[Recorded data]
○ ○ ○
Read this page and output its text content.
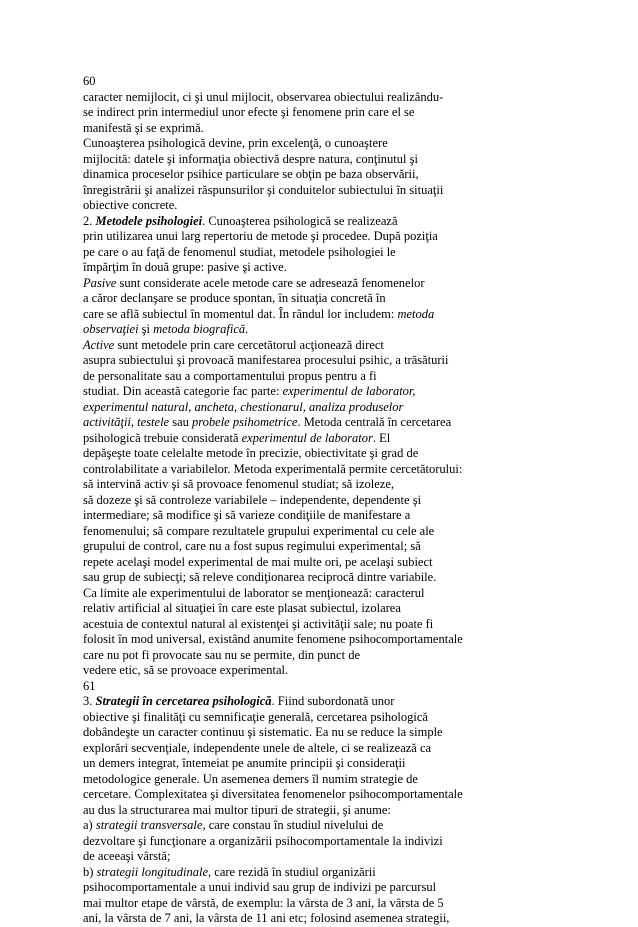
60
caracter nemijlocit, ci şi unul mijlocit, observarea obiectului realizându-
se indirect prin intermediul unor efecte şi fenomene prin care el se
manifestă şi se exprimă.
Cunoaşterea psihologică devine, prin excelenţă, o cunoaştere
mijlocită: datele şi informaţia obiectivă despre natura, conţinutul şi
dinamica proceselor psihice particulare se obţin pe baza observării,
înregistrării şi analizei răspunsurilor şi conduitelor subiectului în situaţii
obiective concrete.
2. Metodele psihologiei. Cunoaşterea psihologică se realizează
prin utilizarea unui larg repertoriu de metode şi procedee. După poziţia
pe care o au faţă de fenomenul studiat, metodele psihologiei le
împărţim în două grupe: pasive şi active.
Pasive sunt considerate acele metode care se adresează fenomenelor
a căror declanşare se produce spontan, în situaţia concretă în
care se află subiectul în momentul dat. În rândul lor includem: metoda
observaţiei şi metoda biografică.
Active sunt metodele prin care cercetătorul acţionează direct
asupra subiectului şi provoacă manifestarea procesului psihic, a trăsăturii
de personalitate sau a comportamentului propus pentru a fi
studiat. Din această categorie fac parte: experimentul de laborator,
experimentul natural, ancheta, chestionarul, analiza produselor
activităţii, testele sau probele psihometrice. Metoda centrală în cercetarea
psihologică trebuie considerată experimentul de laborator. El
depăşeşte toate celelalte metode în precizie, obiectivitate şi grad de
controlabilitate a variabilelor. Metoda experimentală permite cercetătorului:
să intervină activ şi să provoace fenomenul studiat; să izoleze,
să dozeze şi să controleze variabilele – independente, dependente şi
intermediare; să modifice şi să varieze condiţiile de manifestare a
fenomenului; să compare rezultatele grupului experimental cu cele ale
grupului de control, care nu a fost supus regimului experimental; să
repete acelaşi model experimental de mai multe ori, pe acelaşi subiect
sau grup de subiecţi; să releve condiţionarea reciprocă dintre variabile.
Ca limite ale experimentului de laborator se menţionează: caracterul
relativ artificial al situaţiei în care este plasat subiectul, izolarea
acestuia de contextul natural al existenţei şi activităţii sale; nu poate fi
folosit în mod universal, existând anumite fenomene psihocomportamentale
care nu pot fi provocate sau nu se permite, din punct de
vedere etic, să se provoace experimental.
61
3. Strategii în cercetarea psihologică. Fiind subordonată unor
obiective şi finalităţi cu semnificaţie generală, cercetarea psihologică
dobândeşte un caracter continuu şi sistematic. Ea nu se reduce la simple
explorări secvenţiale, independente unele de altele, ci se realizează ca
un demers integrat, întemeiat pe anumite principii şi consideraţii
metodologice generale. Un asemenea demers îl numim strategie de
cercetare. Complexitatea şi diversitatea fenomenelor psihocomportamentale
au dus la structurarea mai multor tipuri de strategii, şi anume:
a) strategii transversale, care constau în studiul nivelului de
dezvoltare şi funcţionare a organizării psihocomportamentale la indivizi
de aceeaşi vârstă;
b) strategii longitudinale, care rezidă în studiul organizării
psihocomportamentale a unui individ sau grup de indivizi pe parcursul
mai multor etape de vârstă, de exemplu: la vârsta de 3 ani, la vârsta de 5
ani, la vârsta de 7 ani, la vârsta de 11 ani etc; folosind asemenea strategii,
○ ○ ○
For the entries shown above, give the number of lines that include the word "permite", without any other text.

2